---- INPUT MATERIAL

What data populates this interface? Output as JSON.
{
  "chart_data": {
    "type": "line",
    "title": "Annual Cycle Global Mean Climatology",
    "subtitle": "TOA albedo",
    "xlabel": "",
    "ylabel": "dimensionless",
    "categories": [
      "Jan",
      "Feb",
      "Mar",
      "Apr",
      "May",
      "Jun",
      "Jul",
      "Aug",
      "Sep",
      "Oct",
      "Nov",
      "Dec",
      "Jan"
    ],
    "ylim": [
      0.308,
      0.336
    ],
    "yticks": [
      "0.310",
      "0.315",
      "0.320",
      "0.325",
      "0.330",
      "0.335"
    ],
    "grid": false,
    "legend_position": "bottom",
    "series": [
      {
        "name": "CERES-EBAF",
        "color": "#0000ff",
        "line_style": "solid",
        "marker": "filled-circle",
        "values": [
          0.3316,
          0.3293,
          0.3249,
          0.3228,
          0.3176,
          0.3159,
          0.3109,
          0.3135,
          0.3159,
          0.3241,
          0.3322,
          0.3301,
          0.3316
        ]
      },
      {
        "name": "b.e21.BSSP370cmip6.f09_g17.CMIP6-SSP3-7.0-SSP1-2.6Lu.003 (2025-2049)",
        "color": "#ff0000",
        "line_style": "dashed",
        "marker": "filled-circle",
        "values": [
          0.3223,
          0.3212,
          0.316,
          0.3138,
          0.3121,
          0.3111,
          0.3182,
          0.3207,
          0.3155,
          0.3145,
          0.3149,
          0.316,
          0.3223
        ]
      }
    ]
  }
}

--------

__WRITTEN EXERCISE__: Each line of the listing above should be output exactly.

__TASK ANSWER__:
What data populates this interface? Output as JSON.
{
  "chart_data": {
    "type": "line",
    "title": "Annual Cycle Global Mean Climatology",
    "subtitle": "TOA albedo",
    "xlabel": "",
    "ylabel": "dimensionless",
    "categories": [
      "Jan",
      "Feb",
      "Mar",
      "Apr",
      "May",
      "Jun",
      "Jul",
      "Aug",
      "Sep",
      "Oct",
      "Nov",
      "Dec",
      "Jan"
    ],
    "ylim": [
      0.308,
      0.336
    ],
    "yticks": [
      "0.310",
      "0.315",
      "0.320",
      "0.325",
      "0.330",
      "0.335"
    ],
    "grid": false,
    "legend_position": "bottom",
    "series": [
      {
        "name": "CERES-EBAF",
        "color": "#0000ff",
        "line_style": "solid",
        "marker": "filled-circle",
        "values": [
          0.3316,
          0.3293,
          0.3249,
          0.3228,
          0.3176,
          0.3159,
          0.3109,
          0.3135,
          0.3159,
          0.3241,
          0.3322,
          0.3301,
          0.3316
        ]
      },
      {
        "name": "b.e21.BSSP370cmip6.f09_g17.CMIP6-SSP3-7.0-SSP1-2.6Lu.003 (2025-2049)",
        "color": "#ff0000",
        "line_style": "dashed",
        "marker": "filled-circle",
        "values": [
          0.3223,
          0.3212,
          0.316,
          0.3138,
          0.3121,
          0.3111,
          0.3182,
          0.3207,
          0.3155,
          0.3145,
          0.3149,
          0.316,
          0.3223
        ]
      }
    ]
  }
}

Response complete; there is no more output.